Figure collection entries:
= = = =
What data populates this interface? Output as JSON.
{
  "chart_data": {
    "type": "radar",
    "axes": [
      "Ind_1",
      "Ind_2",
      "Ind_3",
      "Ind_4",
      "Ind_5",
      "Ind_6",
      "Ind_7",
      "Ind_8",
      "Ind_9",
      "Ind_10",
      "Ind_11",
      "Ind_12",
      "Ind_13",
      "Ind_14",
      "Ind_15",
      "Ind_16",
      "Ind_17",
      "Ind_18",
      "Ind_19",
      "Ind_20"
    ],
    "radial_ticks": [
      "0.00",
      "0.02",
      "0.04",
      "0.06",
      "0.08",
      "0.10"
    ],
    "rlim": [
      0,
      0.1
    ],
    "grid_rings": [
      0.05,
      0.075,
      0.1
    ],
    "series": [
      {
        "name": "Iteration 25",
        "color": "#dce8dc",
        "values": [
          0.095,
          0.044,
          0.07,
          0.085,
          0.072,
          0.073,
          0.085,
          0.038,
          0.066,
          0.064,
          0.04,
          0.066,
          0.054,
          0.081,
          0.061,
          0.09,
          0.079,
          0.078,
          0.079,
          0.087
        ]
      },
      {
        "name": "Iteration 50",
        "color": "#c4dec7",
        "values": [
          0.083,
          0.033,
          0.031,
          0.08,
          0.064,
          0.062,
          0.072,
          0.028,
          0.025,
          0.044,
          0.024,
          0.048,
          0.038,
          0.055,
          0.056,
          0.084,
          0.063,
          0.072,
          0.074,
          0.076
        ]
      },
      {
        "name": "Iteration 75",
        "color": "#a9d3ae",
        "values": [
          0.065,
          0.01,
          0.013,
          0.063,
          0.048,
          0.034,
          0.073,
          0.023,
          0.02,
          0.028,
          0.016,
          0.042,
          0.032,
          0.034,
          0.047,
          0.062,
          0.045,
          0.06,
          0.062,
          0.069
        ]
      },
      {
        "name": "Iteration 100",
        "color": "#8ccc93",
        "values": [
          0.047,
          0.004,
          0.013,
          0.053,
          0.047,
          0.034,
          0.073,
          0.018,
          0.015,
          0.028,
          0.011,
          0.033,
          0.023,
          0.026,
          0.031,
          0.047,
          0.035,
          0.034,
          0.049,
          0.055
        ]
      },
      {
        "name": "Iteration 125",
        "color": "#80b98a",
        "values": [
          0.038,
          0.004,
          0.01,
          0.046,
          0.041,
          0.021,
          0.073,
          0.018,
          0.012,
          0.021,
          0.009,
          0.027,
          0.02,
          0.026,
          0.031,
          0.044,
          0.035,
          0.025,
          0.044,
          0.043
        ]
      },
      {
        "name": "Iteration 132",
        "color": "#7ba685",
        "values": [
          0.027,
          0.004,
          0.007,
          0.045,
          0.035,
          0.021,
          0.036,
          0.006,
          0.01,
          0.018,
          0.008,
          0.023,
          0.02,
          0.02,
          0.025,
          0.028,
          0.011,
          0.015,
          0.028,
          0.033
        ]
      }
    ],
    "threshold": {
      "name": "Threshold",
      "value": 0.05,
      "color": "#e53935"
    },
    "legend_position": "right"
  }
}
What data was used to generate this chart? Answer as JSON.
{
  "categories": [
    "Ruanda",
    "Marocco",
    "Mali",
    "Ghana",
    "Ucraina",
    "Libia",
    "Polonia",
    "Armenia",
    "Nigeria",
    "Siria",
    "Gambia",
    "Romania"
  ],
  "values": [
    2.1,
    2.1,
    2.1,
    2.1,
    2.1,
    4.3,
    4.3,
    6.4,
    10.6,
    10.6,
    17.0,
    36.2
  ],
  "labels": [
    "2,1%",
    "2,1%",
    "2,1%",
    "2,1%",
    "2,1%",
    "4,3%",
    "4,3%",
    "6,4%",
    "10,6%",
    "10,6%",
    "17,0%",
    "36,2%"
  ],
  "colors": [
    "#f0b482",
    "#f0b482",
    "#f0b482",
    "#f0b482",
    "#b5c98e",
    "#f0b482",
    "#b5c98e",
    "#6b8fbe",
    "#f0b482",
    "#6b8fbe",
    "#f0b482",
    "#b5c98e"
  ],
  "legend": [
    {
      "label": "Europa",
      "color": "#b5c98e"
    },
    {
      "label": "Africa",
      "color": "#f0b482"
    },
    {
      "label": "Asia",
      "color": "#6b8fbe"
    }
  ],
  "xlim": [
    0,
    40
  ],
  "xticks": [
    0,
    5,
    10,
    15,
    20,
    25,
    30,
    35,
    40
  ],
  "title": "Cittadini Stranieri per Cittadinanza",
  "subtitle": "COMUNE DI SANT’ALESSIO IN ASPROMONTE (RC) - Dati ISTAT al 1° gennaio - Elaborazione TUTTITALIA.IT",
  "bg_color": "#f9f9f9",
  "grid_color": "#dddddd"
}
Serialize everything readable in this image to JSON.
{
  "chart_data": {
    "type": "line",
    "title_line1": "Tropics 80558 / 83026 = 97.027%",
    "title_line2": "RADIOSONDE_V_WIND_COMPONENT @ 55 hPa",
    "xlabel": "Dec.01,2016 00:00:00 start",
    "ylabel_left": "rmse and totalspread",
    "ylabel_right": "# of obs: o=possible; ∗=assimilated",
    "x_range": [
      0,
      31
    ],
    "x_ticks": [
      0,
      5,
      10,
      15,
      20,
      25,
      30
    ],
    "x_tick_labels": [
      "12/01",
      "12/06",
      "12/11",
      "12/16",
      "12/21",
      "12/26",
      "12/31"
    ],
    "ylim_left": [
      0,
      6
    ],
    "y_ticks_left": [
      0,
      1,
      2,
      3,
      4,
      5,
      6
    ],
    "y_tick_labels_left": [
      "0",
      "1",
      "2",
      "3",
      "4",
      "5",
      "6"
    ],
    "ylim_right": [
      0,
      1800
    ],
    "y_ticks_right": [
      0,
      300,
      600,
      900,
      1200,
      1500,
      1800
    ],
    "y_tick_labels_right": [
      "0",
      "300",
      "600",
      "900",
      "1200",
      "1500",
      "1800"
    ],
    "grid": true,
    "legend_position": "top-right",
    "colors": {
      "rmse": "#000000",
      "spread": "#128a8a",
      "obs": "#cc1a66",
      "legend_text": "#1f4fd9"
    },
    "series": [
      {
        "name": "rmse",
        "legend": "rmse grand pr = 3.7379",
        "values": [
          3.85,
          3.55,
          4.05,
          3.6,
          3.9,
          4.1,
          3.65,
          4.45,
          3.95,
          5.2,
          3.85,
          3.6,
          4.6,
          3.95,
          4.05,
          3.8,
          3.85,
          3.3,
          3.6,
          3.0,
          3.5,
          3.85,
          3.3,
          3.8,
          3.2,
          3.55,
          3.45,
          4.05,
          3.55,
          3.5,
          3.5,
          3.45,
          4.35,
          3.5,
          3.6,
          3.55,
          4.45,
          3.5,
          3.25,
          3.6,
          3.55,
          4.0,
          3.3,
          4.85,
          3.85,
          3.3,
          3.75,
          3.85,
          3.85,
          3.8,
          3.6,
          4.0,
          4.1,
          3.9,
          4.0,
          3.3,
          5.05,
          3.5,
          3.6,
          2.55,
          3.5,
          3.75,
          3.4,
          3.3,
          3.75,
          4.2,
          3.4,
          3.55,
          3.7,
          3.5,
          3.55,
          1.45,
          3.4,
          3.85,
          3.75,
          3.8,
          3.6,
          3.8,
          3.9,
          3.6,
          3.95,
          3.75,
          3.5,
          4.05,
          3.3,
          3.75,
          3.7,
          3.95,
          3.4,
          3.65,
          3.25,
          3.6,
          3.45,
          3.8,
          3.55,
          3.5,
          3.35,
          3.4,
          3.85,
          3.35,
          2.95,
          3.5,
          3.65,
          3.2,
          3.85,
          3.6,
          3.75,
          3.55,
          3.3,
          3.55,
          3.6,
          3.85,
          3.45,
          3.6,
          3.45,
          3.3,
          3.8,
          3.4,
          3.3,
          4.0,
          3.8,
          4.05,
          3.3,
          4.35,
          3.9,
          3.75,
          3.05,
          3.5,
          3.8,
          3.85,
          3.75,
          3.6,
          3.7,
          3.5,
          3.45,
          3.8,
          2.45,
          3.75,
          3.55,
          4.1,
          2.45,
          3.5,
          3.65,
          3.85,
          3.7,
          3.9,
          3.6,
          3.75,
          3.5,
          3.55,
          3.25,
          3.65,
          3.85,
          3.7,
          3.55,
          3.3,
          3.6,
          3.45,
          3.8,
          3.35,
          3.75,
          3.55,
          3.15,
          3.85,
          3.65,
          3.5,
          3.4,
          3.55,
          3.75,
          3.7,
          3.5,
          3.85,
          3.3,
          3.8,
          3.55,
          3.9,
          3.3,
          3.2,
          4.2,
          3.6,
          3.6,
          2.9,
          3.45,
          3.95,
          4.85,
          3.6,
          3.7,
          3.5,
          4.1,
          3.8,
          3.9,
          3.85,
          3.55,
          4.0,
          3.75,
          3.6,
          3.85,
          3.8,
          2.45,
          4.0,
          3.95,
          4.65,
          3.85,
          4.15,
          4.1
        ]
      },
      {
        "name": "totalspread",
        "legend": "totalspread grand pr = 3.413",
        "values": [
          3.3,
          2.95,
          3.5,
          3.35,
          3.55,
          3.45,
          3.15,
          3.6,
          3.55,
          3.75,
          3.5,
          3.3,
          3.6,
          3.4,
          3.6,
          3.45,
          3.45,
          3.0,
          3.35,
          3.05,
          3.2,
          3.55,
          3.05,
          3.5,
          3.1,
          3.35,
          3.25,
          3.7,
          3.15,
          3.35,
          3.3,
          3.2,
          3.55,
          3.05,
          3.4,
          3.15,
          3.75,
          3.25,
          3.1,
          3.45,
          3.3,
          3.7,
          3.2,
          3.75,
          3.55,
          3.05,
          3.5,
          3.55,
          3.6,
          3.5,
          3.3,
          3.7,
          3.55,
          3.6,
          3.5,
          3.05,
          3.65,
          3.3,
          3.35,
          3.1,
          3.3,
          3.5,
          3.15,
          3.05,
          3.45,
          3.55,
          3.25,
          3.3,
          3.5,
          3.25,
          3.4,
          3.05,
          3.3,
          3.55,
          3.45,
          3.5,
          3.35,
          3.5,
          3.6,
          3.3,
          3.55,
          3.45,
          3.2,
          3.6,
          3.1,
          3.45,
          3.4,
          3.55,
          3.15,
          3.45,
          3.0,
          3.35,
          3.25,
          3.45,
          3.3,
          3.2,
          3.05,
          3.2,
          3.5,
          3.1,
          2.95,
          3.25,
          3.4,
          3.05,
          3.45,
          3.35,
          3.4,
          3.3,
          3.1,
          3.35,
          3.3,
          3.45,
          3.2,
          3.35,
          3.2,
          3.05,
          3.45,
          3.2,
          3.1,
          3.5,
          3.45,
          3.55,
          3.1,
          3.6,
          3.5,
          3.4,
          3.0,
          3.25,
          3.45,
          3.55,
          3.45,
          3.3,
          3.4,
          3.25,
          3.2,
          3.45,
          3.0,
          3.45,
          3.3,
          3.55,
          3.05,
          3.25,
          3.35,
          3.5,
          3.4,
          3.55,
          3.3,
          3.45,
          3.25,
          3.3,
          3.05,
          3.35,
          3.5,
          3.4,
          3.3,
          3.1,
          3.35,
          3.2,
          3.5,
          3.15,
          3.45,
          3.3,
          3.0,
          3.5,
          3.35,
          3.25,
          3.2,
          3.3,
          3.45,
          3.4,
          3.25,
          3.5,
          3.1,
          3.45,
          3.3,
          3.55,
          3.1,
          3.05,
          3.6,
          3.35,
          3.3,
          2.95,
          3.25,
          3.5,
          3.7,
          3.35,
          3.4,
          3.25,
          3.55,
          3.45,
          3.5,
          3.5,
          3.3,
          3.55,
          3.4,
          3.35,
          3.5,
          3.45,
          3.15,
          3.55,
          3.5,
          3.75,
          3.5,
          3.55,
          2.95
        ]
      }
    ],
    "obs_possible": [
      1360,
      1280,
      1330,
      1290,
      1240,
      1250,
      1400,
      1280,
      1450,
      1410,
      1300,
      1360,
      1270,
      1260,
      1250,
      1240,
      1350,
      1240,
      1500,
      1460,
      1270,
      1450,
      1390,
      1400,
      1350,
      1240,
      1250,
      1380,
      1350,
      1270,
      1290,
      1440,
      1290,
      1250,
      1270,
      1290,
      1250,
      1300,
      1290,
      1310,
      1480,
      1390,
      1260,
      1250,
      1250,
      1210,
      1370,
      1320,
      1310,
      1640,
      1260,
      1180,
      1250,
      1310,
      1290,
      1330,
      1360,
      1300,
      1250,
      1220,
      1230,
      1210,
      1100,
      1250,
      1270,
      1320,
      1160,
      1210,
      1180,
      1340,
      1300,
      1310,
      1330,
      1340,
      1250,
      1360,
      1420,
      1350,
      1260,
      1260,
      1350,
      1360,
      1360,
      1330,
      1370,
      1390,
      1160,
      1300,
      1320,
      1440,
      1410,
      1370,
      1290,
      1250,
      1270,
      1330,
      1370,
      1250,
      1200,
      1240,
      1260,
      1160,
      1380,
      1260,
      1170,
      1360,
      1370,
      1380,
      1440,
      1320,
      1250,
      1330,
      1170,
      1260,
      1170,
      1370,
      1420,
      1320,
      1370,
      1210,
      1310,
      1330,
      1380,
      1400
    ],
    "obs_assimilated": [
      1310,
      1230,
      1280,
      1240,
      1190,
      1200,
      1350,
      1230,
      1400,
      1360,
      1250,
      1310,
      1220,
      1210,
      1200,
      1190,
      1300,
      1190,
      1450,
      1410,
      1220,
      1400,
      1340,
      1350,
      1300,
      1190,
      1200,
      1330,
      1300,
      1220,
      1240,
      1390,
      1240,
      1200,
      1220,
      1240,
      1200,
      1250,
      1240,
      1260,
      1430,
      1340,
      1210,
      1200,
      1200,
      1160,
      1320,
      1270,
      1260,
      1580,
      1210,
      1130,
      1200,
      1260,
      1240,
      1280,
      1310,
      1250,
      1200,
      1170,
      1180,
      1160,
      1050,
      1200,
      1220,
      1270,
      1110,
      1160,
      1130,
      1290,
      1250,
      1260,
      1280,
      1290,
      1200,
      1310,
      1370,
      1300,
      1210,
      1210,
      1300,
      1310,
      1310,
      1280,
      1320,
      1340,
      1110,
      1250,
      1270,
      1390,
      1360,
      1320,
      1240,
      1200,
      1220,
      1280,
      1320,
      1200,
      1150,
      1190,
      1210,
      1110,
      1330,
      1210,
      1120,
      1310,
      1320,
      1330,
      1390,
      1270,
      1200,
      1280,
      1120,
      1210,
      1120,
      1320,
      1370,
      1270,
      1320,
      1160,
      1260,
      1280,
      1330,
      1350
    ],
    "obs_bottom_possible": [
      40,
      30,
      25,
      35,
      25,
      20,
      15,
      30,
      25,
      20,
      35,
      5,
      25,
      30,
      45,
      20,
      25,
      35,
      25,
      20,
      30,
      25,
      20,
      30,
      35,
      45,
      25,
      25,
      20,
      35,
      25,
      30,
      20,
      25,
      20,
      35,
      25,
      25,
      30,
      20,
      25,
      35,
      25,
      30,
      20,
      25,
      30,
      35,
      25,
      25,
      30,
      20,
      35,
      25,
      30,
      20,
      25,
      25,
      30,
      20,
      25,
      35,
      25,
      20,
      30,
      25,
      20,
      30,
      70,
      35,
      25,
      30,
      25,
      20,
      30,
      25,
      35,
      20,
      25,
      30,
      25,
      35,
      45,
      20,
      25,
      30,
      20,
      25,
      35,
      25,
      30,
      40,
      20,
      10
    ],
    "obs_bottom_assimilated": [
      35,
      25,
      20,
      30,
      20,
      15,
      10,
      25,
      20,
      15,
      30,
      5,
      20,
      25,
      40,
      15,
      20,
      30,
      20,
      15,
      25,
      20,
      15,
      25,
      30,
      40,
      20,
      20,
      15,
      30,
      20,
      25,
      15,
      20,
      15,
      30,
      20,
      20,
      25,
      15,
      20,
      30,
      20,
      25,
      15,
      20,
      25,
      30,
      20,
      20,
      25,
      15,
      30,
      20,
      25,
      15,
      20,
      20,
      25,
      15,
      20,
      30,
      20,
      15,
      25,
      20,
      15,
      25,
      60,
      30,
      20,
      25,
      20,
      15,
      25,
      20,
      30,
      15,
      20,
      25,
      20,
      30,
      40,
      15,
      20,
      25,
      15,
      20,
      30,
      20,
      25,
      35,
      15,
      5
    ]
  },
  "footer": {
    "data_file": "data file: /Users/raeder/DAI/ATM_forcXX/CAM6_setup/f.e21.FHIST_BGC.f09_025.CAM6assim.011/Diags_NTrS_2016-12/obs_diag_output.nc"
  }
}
= = = =
__PROBLEM TO SOLVE__. What is the number of lines that hold the string "JSON"? Give it alone.

__WRITTEN ANSWER__. 3